* **Objective**
Your task is to repeat all of the material exactly.

* **Exercise data**
'''
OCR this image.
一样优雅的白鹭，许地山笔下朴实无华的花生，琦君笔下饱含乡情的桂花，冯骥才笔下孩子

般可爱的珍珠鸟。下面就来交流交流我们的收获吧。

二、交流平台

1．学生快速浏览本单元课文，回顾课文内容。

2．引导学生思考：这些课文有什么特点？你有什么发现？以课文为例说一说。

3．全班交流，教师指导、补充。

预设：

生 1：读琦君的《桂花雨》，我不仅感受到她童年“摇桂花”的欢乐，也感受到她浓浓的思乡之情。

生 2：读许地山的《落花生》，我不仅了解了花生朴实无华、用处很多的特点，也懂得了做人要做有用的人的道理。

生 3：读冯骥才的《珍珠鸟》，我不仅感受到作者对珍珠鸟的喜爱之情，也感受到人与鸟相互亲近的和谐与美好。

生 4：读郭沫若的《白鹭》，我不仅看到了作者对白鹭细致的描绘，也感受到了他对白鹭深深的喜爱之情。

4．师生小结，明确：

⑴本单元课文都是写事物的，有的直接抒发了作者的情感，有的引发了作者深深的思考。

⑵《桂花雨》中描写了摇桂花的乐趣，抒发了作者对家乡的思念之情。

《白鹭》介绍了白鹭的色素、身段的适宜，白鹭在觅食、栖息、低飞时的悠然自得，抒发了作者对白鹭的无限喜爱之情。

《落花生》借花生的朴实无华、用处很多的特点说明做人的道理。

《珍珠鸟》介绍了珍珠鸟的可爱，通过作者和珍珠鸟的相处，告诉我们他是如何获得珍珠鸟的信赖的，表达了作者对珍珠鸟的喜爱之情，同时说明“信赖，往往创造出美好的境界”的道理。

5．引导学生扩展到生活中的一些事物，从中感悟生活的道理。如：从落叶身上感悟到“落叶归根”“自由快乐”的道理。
'''
* **The reply**
OCR this image.
一样优雅的白鹭，许地山笔下朴实无华的花生，琦君笔下饱含乡情的桂花，冯骥才笔下孩子

般可爱的珍珠鸟。下面就来交流交流我们的收获吧。

二、交流平台

1．学生快速浏览本单元课文，回顾课文内容。

2．引导学生思考：这些课文有什么特点？你有什么发现？以课文为例说一说。

3．全班交流，教师指导、补充。

预设：

生 1：读琦君的《桂花雨》，我不仅感受到她童年“摇桂花”的欢乐，也感受到她浓浓的思乡之情。

生 2：读许地山的《落花生》，我不仅了解了花生朴实无华、用处很多的特点，也懂得了做人要做有用的人的道理。

生 3：读冯骥才的《珍珠鸟》，我不仅感受到作者对珍珠鸟的喜爱之情，也感受到人与鸟相互亲近的和谐与美好。

生 4：读郭沫若的《白鹭》，我不仅看到了作者对白鹭细致的描绘，也感受到了他对白鹭深深的喜爱之情。

4．师生小结，明确：

⑴本单元课文都是写事物的，有的直接抒发了作者的情感，有的引发了作者深深的思考。

⑵《桂花雨》中描写了摇桂花的乐趣，抒发了作者对家乡的思念之情。

《白鹭》介绍了白鹭的色素、身段的适宜，白鹭在觅食、栖息、低飞时的悠然自得，抒发了作者对白鹭的无限喜爱之情。

《落花生》借花生的朴实无华、用处很多的特点说明做人的道理。

《珍珠鸟》介绍了珍珠鸟的可爱，通过作者和珍珠鸟的相处，告诉我们他是如何获得珍珠鸟的信赖的，表达了作者对珍珠鸟的喜爱之情，同时说明“信赖，往往创造出美好的境界”的道理。

5．引导学生扩展到生活中的一些事物，从中感悟生活的道理。如：从落叶身上感悟到“落叶归根”“自由快乐”的道理。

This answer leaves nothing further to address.